(Image-based layout entries)
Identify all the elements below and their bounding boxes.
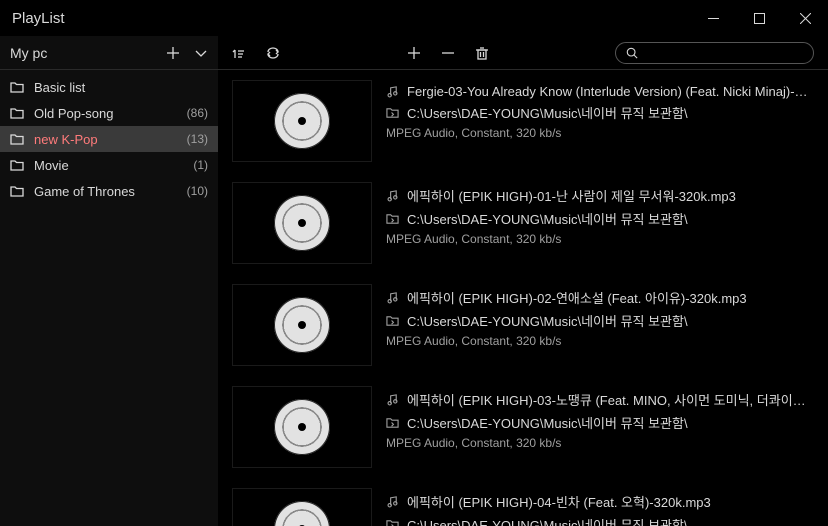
track-meta: 에픽하이 (EPIK HIGH)-04-빈차 (Feat. 오혁)-320k.m… <box>386 488 814 526</box>
sort-icon[interactable] <box>232 46 246 60</box>
remove-track-icon[interactable] <box>441 46 455 60</box>
music-note-icon <box>386 85 399 98</box>
disc-icon <box>274 501 330 526</box>
track-title: 에픽하이 (EPIK HIGH)-02-연애소설 (Feat. 아이유)-320… <box>407 288 747 307</box>
sidebar-item-label: new K-Pop <box>34 132 177 147</box>
minimize-button[interactable] <box>690 0 736 36</box>
folder-path-icon <box>386 416 399 429</box>
content-toolbar <box>218 36 828 70</box>
sidebar-item-count: (86) <box>187 106 208 120</box>
track-title: Fergie-03-You Already Know (Interlude Ve… <box>407 84 814 99</box>
track-path: C:\Users\DAE-YOUNG\Music\네이버 뮤직 보관함\ <box>407 311 688 330</box>
folder-path-icon <box>386 106 399 119</box>
folder-icon <box>10 158 24 172</box>
disc-icon <box>274 399 330 455</box>
music-note-icon <box>386 495 399 508</box>
album-art <box>232 182 372 264</box>
sidebar-item-label: Basic list <box>34 80 198 95</box>
search-input[interactable] <box>644 45 803 61</box>
track-list[interactable]: Fergie-03-You Already Know (Interlude Ve… <box>218 70 828 526</box>
add-playlist-icon[interactable] <box>166 46 180 60</box>
sidebar-item[interactable]: Old Pop-song (86) <box>0 100 218 126</box>
folder-icon <box>10 106 24 120</box>
sidebar-header: My pc <box>0 36 218 70</box>
track-title: 에픽하이 (EPIK HIGH)-03-노땡큐 (Feat. MINO, 사이먼… <box>407 390 814 409</box>
track-item[interactable]: 에픽하이 (EPIK HIGH)-02-연애소설 (Feat. 아이유)-320… <box>218 274 828 376</box>
folder-path-icon <box>386 314 399 327</box>
chevron-down-icon[interactable] <box>194 46 208 60</box>
search-icon <box>626 47 638 59</box>
album-art <box>232 386 372 468</box>
sidebar-item-count: (13) <box>187 132 208 146</box>
track-meta: 에픽하이 (EPIK HIGH)-01-난 사람이 제일 무서워-320k.mp… <box>386 182 814 264</box>
repeat-icon[interactable] <box>266 46 280 60</box>
content-pane: Fergie-03-You Already Know (Interlude Ve… <box>218 36 828 526</box>
track-path: C:\Users\DAE-YOUNG\Music\네이버 뮤직 보관함\ <box>407 515 688 526</box>
track-path: C:\Users\DAE-YOUNG\Music\네이버 뮤직 보관함\ <box>407 103 688 122</box>
sidebar-item[interactable]: new K-Pop (13) <box>0 126 218 152</box>
music-note-icon <box>386 393 399 406</box>
disc-icon <box>274 93 330 149</box>
titlebar: PlayList <box>0 0 828 36</box>
folder-path-icon <box>386 518 399 526</box>
search-box[interactable] <box>615 42 814 64</box>
sidebar: My pc Basic list Old Pop-song (86) new K-Po… <box>0 36 218 526</box>
folder-icon <box>10 132 24 146</box>
disc-icon <box>274 297 330 353</box>
music-note-icon <box>386 291 399 304</box>
track-item[interactable]: 에픽하이 (EPIK HIGH)-03-노땡큐 (Feat. MINO, 사이먼… <box>218 376 828 478</box>
track-meta: Fergie-03-You Already Know (Interlude Ve… <box>386 80 814 162</box>
close-button[interactable] <box>782 0 828 36</box>
track-title: 에픽하이 (EPIK HIGH)-01-난 사람이 제일 무서워-320k.mp… <box>407 186 736 205</box>
track-item[interactable]: 에픽하이 (EPIK HIGH)-04-빈차 (Feat. 오혁)-320k.m… <box>218 478 828 526</box>
album-art <box>232 80 372 162</box>
sidebar-item-label: Game of Thrones <box>34 184 177 199</box>
track-format: MPEG Audio, Constant, 320 kb/s <box>386 334 561 348</box>
playlist-window: PlayList My pc <box>0 0 828 526</box>
add-track-icon[interactable] <box>407 46 421 60</box>
folder-path-icon <box>386 212 399 225</box>
music-note-icon <box>386 189 399 202</box>
sidebar-item[interactable]: Movie (1) <box>0 152 218 178</box>
sidebar-item-count: (10) <box>187 184 208 198</box>
window-controls <box>690 0 828 36</box>
sidebar-item-label: Old Pop-song <box>34 106 177 121</box>
maximize-button[interactable] <box>736 0 782 36</box>
folder-icon <box>10 184 24 198</box>
disc-icon <box>274 195 330 251</box>
track-format: MPEG Audio, Constant, 320 kb/s <box>386 126 561 140</box>
sidebar-item-label: Movie <box>34 158 183 173</box>
sidebar-item[interactable]: Basic list <box>0 74 218 100</box>
window-title: PlayList <box>12 10 65 27</box>
track-path: C:\Users\DAE-YOUNG\Music\네이버 뮤직 보관함\ <box>407 209 688 228</box>
track-item[interactable]: 에픽하이 (EPIK HIGH)-01-난 사람이 제일 무서워-320k.mp… <box>218 172 828 274</box>
track-meta: 에픽하이 (EPIK HIGH)-03-노땡큐 (Feat. MINO, 사이먼… <box>386 386 814 468</box>
album-art <box>232 488 372 526</box>
sidebar-item-count: (1) <box>193 158 208 172</box>
track-item[interactable]: Fergie-03-You Already Know (Interlude Ve… <box>218 70 828 172</box>
delete-icon[interactable] <box>475 46 489 60</box>
folder-icon <box>10 80 24 94</box>
track-format: MPEG Audio, Constant, 320 kb/s <box>386 436 561 450</box>
track-path: C:\Users\DAE-YOUNG\Music\네이버 뮤직 보관함\ <box>407 413 688 432</box>
sidebar-title: My pc <box>10 45 47 61</box>
album-art <box>232 284 372 366</box>
track-title: 에픽하이 (EPIK HIGH)-04-빈차 (Feat. 오혁)-320k.m… <box>407 492 711 511</box>
track-format: MPEG Audio, Constant, 320 kb/s <box>386 232 561 246</box>
sidebar-item[interactable]: Game of Thrones (10) <box>0 178 218 204</box>
track-meta: 에픽하이 (EPIK HIGH)-02-연애소설 (Feat. 아이유)-320… <box>386 284 814 366</box>
sidebar-list: Basic list Old Pop-song (86) new K-Pop (13) M… <box>0 70 218 208</box>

• [Aim]:
Report every line in the records above that contains the string "MPEG", copying each one in full. Match the string with case counting.

• [Correct result]:
track-format: MPEG Audio, Constant, 320 kb/s <box>386 334 561 348</box>
track-format: MPEG Audio, Constant, 320 kb/s <box>386 126 561 140</box>
track-format: MPEG Audio, Constant, 320 kb/s <box>386 436 561 450</box>
track-format: MPEG Audio, Constant, 320 kb/s <box>386 232 561 246</box>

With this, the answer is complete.